Goal - Locate all lines with the word "достижения". Copy them.

— START Data for processing —

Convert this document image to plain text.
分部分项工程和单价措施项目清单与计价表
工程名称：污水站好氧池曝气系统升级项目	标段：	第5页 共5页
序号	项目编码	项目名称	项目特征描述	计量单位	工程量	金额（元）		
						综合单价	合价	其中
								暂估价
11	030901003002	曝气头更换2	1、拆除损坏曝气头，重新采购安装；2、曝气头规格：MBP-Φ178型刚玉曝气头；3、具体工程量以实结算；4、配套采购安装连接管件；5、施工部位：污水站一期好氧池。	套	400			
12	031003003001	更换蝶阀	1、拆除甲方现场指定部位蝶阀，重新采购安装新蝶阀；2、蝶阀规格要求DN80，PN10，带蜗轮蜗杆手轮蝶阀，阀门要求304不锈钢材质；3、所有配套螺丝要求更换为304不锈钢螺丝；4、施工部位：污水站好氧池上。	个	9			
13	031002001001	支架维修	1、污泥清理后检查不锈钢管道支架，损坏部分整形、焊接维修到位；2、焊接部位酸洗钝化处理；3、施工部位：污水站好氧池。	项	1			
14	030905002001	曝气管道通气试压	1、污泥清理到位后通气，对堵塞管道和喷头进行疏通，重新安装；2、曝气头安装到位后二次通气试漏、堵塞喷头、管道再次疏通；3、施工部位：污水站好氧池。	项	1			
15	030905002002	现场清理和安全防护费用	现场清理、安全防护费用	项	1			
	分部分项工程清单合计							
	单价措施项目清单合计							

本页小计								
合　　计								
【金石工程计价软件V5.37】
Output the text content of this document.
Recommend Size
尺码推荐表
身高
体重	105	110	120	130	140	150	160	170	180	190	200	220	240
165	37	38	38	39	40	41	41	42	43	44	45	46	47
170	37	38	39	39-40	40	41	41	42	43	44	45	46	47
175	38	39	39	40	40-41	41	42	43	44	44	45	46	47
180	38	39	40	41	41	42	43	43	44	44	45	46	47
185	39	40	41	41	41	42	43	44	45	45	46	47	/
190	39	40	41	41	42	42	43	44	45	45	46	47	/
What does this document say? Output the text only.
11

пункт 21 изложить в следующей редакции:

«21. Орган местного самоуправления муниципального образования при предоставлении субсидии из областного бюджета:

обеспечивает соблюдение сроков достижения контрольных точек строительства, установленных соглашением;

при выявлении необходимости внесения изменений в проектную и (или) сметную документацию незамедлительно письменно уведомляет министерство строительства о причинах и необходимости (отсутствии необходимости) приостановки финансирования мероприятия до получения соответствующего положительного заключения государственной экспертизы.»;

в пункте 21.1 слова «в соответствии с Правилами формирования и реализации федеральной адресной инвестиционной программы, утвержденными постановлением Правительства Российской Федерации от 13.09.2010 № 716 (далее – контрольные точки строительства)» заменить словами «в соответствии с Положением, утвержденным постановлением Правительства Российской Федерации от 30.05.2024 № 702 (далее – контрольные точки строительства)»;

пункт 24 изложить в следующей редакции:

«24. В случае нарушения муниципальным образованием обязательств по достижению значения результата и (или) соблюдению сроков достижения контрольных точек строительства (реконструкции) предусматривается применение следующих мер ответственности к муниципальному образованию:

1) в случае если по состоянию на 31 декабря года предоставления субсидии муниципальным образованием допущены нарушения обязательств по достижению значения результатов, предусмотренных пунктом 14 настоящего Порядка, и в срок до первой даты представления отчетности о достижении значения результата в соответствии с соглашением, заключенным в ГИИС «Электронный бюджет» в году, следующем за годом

— END Data for processing —

Answer below -
обеспечивает соблюдение сроков достижения контрольных точек строительства, установленных соглашением;
«24. В случае нарушения муниципальным образованием обязательств по достижению значения результата и (или) соблюдению сроков достижения контрольных точек строительства (реконструкции) предусматривается применение следующих мер ответственности к муниципальному образованию:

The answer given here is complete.